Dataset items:
───
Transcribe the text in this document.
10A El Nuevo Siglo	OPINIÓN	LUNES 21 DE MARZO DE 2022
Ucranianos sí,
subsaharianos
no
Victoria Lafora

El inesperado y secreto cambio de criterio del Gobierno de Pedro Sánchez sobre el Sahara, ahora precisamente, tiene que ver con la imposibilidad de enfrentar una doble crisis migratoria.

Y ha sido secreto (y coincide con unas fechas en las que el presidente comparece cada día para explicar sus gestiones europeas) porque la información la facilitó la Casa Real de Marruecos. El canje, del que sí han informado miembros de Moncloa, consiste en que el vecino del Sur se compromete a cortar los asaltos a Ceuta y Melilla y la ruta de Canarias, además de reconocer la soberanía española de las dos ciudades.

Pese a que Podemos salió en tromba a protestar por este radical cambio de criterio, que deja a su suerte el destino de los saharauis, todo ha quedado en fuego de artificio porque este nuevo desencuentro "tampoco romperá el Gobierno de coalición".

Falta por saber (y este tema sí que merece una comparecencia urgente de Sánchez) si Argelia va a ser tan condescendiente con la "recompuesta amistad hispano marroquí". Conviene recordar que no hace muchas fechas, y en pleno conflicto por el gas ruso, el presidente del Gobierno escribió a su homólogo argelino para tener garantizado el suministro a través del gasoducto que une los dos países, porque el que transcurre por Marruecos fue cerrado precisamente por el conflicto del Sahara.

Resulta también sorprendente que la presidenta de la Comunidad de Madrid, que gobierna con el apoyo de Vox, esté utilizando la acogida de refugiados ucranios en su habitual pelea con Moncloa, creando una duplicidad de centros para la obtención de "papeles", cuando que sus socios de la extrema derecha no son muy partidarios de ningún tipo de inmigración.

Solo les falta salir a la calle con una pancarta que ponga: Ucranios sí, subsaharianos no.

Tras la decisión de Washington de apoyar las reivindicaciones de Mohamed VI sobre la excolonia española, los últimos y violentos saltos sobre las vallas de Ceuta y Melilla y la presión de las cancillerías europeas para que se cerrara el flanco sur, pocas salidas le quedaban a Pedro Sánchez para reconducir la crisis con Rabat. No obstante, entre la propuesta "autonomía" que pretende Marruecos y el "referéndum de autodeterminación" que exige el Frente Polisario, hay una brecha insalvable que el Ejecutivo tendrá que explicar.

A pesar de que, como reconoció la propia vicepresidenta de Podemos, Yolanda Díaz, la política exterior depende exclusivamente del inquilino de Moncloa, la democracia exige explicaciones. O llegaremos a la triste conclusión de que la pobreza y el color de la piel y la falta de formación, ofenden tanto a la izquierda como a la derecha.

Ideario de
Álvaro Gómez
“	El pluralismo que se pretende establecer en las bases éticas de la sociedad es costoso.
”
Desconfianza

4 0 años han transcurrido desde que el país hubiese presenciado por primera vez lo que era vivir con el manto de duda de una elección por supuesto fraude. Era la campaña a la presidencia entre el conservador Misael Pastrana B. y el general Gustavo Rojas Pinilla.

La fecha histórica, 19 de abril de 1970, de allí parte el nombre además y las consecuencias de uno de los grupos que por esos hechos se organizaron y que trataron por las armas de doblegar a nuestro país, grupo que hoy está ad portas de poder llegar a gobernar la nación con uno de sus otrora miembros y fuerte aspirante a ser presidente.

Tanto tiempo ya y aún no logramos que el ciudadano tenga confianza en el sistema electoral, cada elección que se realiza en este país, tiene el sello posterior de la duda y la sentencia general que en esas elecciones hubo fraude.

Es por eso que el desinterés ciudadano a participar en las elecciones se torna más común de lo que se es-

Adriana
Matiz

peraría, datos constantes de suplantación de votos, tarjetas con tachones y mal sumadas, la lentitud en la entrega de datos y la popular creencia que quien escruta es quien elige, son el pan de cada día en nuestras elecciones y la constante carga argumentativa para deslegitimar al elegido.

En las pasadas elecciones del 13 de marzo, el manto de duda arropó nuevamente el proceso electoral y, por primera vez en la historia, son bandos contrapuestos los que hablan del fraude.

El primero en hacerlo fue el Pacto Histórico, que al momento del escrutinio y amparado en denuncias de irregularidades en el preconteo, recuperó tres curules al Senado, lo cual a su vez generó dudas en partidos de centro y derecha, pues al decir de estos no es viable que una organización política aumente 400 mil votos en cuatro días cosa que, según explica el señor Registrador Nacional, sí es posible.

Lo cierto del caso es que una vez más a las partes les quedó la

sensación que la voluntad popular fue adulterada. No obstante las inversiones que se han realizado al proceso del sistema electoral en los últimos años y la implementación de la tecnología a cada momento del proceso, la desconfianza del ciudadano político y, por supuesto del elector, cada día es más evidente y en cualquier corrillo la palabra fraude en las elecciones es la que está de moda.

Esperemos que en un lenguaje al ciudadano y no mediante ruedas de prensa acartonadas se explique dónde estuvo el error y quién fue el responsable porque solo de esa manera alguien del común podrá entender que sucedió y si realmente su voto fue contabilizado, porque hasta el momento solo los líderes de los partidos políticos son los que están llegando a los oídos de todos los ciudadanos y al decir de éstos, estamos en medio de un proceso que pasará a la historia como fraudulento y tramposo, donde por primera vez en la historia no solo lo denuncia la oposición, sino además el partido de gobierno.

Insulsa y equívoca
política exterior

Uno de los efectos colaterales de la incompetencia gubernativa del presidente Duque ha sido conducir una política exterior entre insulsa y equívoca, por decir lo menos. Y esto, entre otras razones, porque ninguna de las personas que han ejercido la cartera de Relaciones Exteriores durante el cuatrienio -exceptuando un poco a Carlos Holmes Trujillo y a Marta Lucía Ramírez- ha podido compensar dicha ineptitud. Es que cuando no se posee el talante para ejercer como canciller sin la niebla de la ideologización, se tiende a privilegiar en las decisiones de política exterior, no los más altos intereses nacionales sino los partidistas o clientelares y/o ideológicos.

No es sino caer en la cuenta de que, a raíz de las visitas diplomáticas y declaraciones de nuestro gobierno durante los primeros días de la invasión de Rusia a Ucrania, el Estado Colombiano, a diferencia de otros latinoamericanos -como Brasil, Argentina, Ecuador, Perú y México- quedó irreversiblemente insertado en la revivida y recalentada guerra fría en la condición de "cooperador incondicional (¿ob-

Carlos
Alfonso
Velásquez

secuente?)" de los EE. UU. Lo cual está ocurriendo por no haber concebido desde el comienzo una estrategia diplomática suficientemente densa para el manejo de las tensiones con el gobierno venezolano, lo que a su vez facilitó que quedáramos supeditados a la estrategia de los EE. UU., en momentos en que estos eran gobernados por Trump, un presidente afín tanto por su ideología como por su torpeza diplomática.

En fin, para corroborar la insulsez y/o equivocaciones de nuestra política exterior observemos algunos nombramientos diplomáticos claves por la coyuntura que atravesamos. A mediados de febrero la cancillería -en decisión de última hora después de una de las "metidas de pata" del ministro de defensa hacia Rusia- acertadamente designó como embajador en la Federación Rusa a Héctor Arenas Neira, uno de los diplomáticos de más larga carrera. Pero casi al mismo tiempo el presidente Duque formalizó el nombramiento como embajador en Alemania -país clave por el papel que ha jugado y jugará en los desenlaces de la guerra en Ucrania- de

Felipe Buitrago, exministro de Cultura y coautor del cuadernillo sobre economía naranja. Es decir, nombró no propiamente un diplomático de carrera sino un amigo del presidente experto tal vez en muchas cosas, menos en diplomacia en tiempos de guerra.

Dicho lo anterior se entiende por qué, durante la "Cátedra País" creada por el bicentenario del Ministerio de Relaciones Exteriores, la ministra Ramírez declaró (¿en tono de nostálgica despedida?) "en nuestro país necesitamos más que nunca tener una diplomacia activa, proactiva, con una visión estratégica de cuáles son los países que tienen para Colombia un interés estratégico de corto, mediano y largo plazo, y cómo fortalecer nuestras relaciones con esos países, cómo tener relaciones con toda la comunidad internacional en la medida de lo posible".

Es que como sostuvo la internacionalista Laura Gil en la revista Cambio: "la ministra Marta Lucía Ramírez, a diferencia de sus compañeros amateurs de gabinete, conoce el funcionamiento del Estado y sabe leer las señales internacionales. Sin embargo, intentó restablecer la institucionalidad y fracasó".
───
# EXERCISE OBJECTIVE:
Going through the data above, count the lines where the string "manto" appears, and answer with only that number.

# OUTPUT OF THE TASK:
2